--- START OF Passage given ---

Discussion in 'The Amazing Spider-Man' started by Thread Manager, Nov 17, 2012.
Anyone who thinks Bane is one of the all time great villians is kidding themselves.
Bane Broke Batman's Back
Rather than flashbacks, I want Peter to find out about Electro's origin by his own.
I'd rather they skip the Electro origin altogether. Anything that isn't directly driving the story should be cut, Webb and co are spinning too many plates as it is.
Yes but no one continued the discussion
The thing about why I consider Electro as Spidey's Riddler is because that's pretty much who Edward Nygma was: this "disgruntled employee" who eventually loses himself into his moniker; instead of being "the ultimate foe" both are right up there as traditional supervillains and I think that's a great place to build up a story on. I mean, we don't really see supervillains of that sort in recent films anyway: Magneto, Ra's Al Ghul etc. all exist in such a grey area that it almost feels as though the film-makers are encouraging the audience to make up their own minds about heroism and villainy; Doc Ock, Sandman, Lizard, Smallville's Lex Luthor, Two-Face, are all "sympathetic" figures; the Iron Man villains are too one-dimensional to the point where you don't care about them; the Joker and Loki are absolutes; Bane's a monster-as-a-political-dictator; and the Abomination is... well... another monster.
The truly classical "supervillains" that pop out of the zany and colourful world of the comics has been Goblin, Red-Skull, and the mad-scientist Hector from GL. Yes they aren't as critically revered as the Joker or Doc Ock, but that's because those movies had problems of their own. What I loved in particular about The First Avenger was how much it felt like a comic-book, same with SM1. I get that this trilogy isn't going in that direction but even in The Dark Knight they didn't forget that these are still essentially superhero movies that are larger-than-life. Scarecrow becomes a "supervillain drug-dealer," Lau, while being a "glorified accountant" is operating on a level that you don't expect a real-life mob-accountant to deal with. Each of these villains pushes their entire world to this heightened/extreme level of reality. Webb's Spidey series has that potential but he lost that subtlety with the Lizard. It's a precarious balance: on one side you can't go too far that the character ceases to be a supervillain and on the other you can't go too deep that he stops being believable. At the same time the traditional "supervillain" doesn't necessarily have to represent an absolute concept like the Joker and Loki do, but what he should take from the Joker and Loki is the idea that they took their gimmicks and went to a larger-than-life extremity with them. Does... that make sense at all?

--- END OF Passage given ---

Set problem 1: In the listing, rewrite the lines starting with the line containing "arrow-up-icon: ↑: [365, 464, 377, 479]" and going on through the line containing "bar-value-label: 55%: [417, 874, 448, 890]", changing "bar-category-label" to "source-label" and keeping everything else the same. Return only those lines.

--- START OF Supplied information ---

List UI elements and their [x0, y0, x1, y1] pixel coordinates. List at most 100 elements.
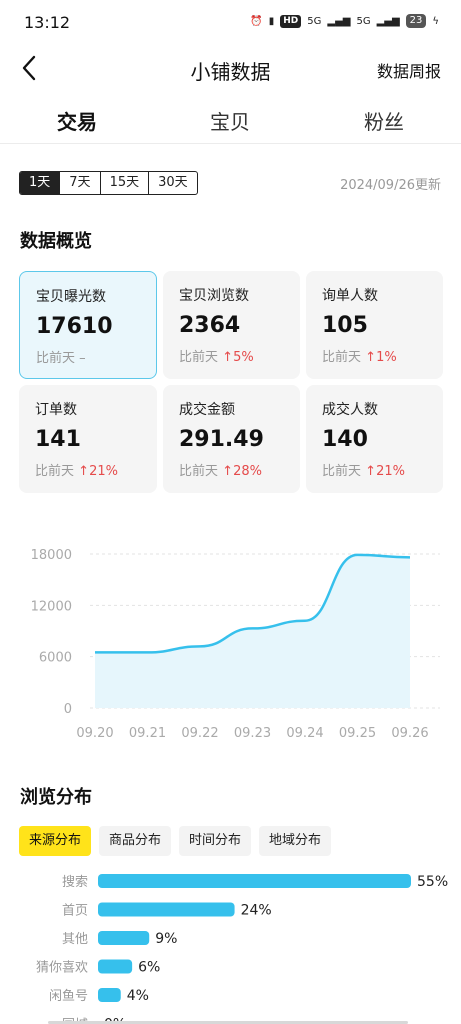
arrow-up-icon: ↑: [365, 464, 377, 479]
status-bar: 13:12 ⏰ ▮ HD 5G ▂▄▆ 5G ▂▄▆ 23 ϟ: [0, 0, 461, 44]
nav-bar: 小铺数据 数据周报: [0, 44, 461, 92]
bar: [98, 988, 121, 1002]
metric-label: 订单数: [35, 402, 77, 418]
bar-category-label: 首页: [62, 904, 88, 919]
metric-compare: 比前天 ↑21%: [322, 460, 443, 479]
tab-trade[interactable]: 交易: [37, 106, 117, 135]
arrow-up-icon: ↑: [222, 350, 234, 365]
bar-category-label: 其他: [62, 932, 88, 947]
range-30d-button[interactable]: 30天: [149, 172, 197, 194]
source-distribution-chart: 搜索55%首页24%其他9%猜你喜欢6%闲鱼号4%同城0%: [0, 866, 461, 1024]
compare-prefix: 比前天: [322, 464, 362, 479]
weekly-report-link[interactable]: 数据周报: [377, 58, 441, 82]
tab-fans-label: 粉丝: [364, 110, 404, 134]
bar-value-label: 55%: [417, 874, 448, 890]
metric-compare: 比前天 ↑5%: [179, 346, 300, 365]
x-tick-label: 09.25: [339, 726, 376, 741]
metric-label: 询单人数: [322, 288, 378, 304]
bar-value-label: 24%: [241, 903, 272, 919]
compare-prefix: 比前天: [179, 464, 219, 479]
tab-fans[interactable]: 粉丝: [344, 106, 424, 135]
overview-cards: 宝贝曝光数 17610 比前天 – 宝贝浏览数 2364 比前天 ↑5% 询单人…: [19, 271, 443, 493]
metric-value: 17610: [36, 314, 113, 339]
bar-category-label: 搜索: [62, 875, 88, 890]
range-15d-button[interactable]: 15天: [101, 172, 150, 194]
bar: [98, 874, 411, 888]
tab-region-distribution[interactable]: 地域分布: [259, 826, 332, 856]
tab-source-distribution[interactable]: 来源分布: [19, 826, 92, 856]
arrow-up-icon: ↑: [365, 350, 377, 365]
compare-prefix: 比前天: [179, 350, 219, 365]
metric-label: 成交金额: [179, 402, 235, 418]
metric-compare: 比前天 –: [36, 347, 156, 366]
metric-value: 291.49: [179, 427, 264, 452]
source-distribution-svg: 搜索55%首页24%其他9%猜你喜欢6%闲鱼号4%同城0%: [36, 874, 448, 1024]
metric-label: 宝贝浏览数: [179, 288, 249, 304]
range-1d-button[interactable]: 1天: [20, 172, 61, 194]
y-tick-label: 18000: [31, 548, 72, 563]
compare-value: 21%: [89, 464, 118, 479]
metric-value: 141: [35, 427, 81, 452]
compare-value: 21%: [376, 464, 405, 479]
bar: [98, 902, 235, 917]
compare-value: 1%: [376, 350, 397, 365]
range-7d-button[interactable]: 7天: [60, 172, 101, 194]
x-tick-label: 09.24: [286, 726, 323, 741]
signal-icon-2: ▂▄▆: [376, 15, 400, 27]
bar-category-label: 猜你喜欢: [36, 961, 88, 976]
metric-compare: 比前天 ↑28%: [179, 460, 300, 479]
metric-label: 宝贝曝光数: [36, 289, 106, 305]
network-5g-2: 5G: [356, 15, 371, 27]
metric-card-views[interactable]: 宝贝浏览数 2364 比前天 ↑5%: [163, 271, 300, 379]
metric-compare: 比前天 ↑1%: [322, 346, 443, 365]
alarm-icon: ⏰: [250, 15, 263, 27]
x-tick-label: 09.23: [234, 726, 271, 741]
arrow-up-icon: ↑: [78, 464, 90, 479]
network-5g-1: 5G: [307, 15, 322, 27]
arrow-up-icon: ↑: [222, 464, 234, 479]
metric-card-inquiries[interactable]: 询单人数 105 比前天 ↑1%: [306, 271, 443, 379]
compare-value: 5%: [233, 350, 254, 365]
metric-card-buyers[interactable]: 成交人数 140 比前天 ↑21%: [306, 385, 443, 493]
bar-category-label: 闲鱼号: [49, 988, 88, 1004]
bar: [98, 959, 133, 974]
trend-area: [95, 554, 410, 708]
metric-value: 2364: [179, 313, 241, 338]
y-tick-label: 0: [64, 702, 72, 717]
metric-label: 成交人数: [322, 402, 378, 418]
distribution-title: 浏览分布: [20, 787, 92, 808]
metric-value: 105: [322, 313, 368, 338]
tab-items[interactable]: 宝贝: [190, 106, 270, 135]
bar-value-label: 4%: [127, 988, 149, 1004]
trend-chart: 0 6000 12000 18000 09.20 09.21 09.22 09.23 09.24…: [0, 535, 461, 750]
tab-item-distribution[interactable]: 商品分布: [99, 826, 172, 856]
metric-card-orders[interactable]: 订单数 141 比前天 ↑21%: [19, 385, 157, 493]
metric-compare: 比前天 ↑21%: [35, 460, 157, 479]
compare-value: –: [79, 351, 86, 366]
main-tabs: 交易 宝贝 粉丝: [0, 98, 461, 144]
compare-prefix: 比前天: [322, 350, 362, 365]
x-tick-label: 09.26: [391, 726, 428, 741]
compare-prefix: 比前天: [36, 351, 76, 366]
charging-icon: ϟ: [432, 15, 439, 27]
metric-card-exposure[interactable]: 宝贝曝光数 17610 比前天 –: [19, 271, 157, 379]
tab-trade-label: 交易: [57, 110, 97, 134]
tab-items-label: 宝贝: [210, 110, 250, 134]
date-range-selector: 1天 7天 15天 30天: [19, 171, 198, 195]
overview-title: 数据概览: [20, 231, 92, 252]
metric-value: 140: [322, 427, 368, 452]
compare-prefix: 比前天: [35, 464, 75, 479]
bar-value-label: 9%: [155, 931, 177, 947]
metric-card-gmv[interactable]: 成交金额 291.49 比前天 ↑28%: [163, 385, 300, 493]
trend-chart-svg: 0 6000 12000 18000 09.20 09.21 09.22 09.23 09.24…: [31, 548, 440, 741]
x-tick-label: 09.21: [129, 726, 166, 741]
status-icons: ⏰ ▮ HD 5G ▂▄▆ 5G ▂▄▆ 23 ϟ: [250, 14, 439, 28]
distribution-tabs: 来源分布 商品分布 时间分布 地域分布: [19, 826, 332, 856]
compare-value: 28%: [233, 464, 262, 479]
hd-badge: HD: [280, 14, 302, 28]
tab-time-distribution[interactable]: 时间分布: [179, 826, 252, 856]
vibrate-icon: ▮: [268, 15, 275, 27]
y-tick-label: 6000: [39, 651, 72, 666]
bar: [98, 931, 150, 945]
update-time: 2024/09/26更新: [340, 178, 441, 193]
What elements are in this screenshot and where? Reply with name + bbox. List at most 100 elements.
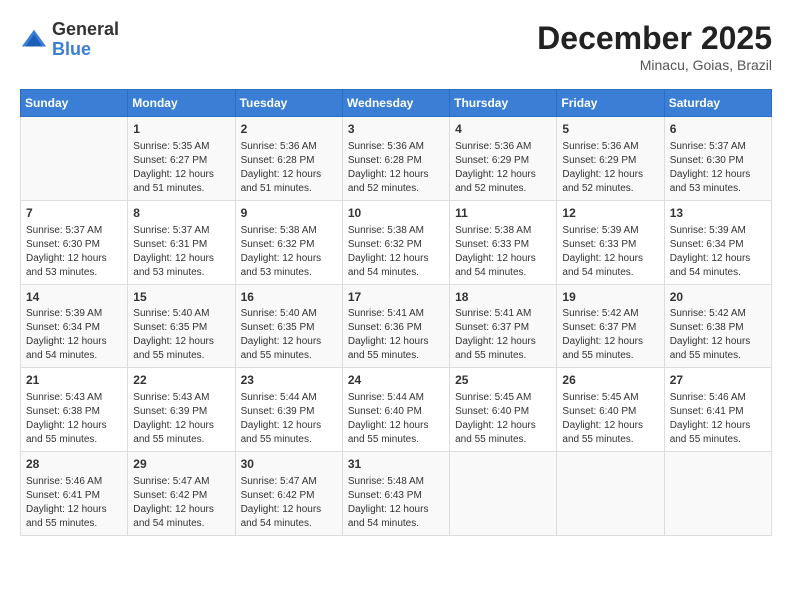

--- END OF Supplied information ---

Set problem 2: List every character that the forum discussion calls a "sympathetic" figure.

Result 1:
arrow-up-icon: ↑: [365, 464, 377, 479]
status-bar: 13:12 ⏰ ▮ HD 5G ▂▄▆ 5G ▂▄▆ 23 ϟ: [0, 0, 461, 44]
nav-bar: 小铺数据 数据周报: [0, 44, 461, 92]
bar: [98, 988, 121, 1002]
metric-label: 订单数: [35, 402, 77, 418]
source-label: 首页: [62, 904, 88, 919]
metric-compare: 比前天 ↑21%: [322, 460, 443, 479]
tab-trade[interactable]: 交易: [37, 106, 117, 135]
arrow-up-icon: ↑: [222, 350, 234, 365]
source-label: 其他: [62, 932, 88, 947]
range-30d-button[interactable]: 30天: [149, 172, 197, 194]
source-distribution-chart: 搜索55%首页24%其他9%猜你喜欢6%闲鱼号4%同城0%: [0, 866, 461, 1024]
compare-prefix: 比前天: [322, 464, 362, 479]
weekly-report-link[interactable]: 数据周报: [377, 58, 441, 82]
tab-fans-label: 粉丝: [364, 110, 404, 134]
bar-value-label: 55%: [417, 874, 448, 890]

Result 2:
- Doc Ock
- Sandman
- Lizard
- Smallville's Lex Luthor
- Two-Face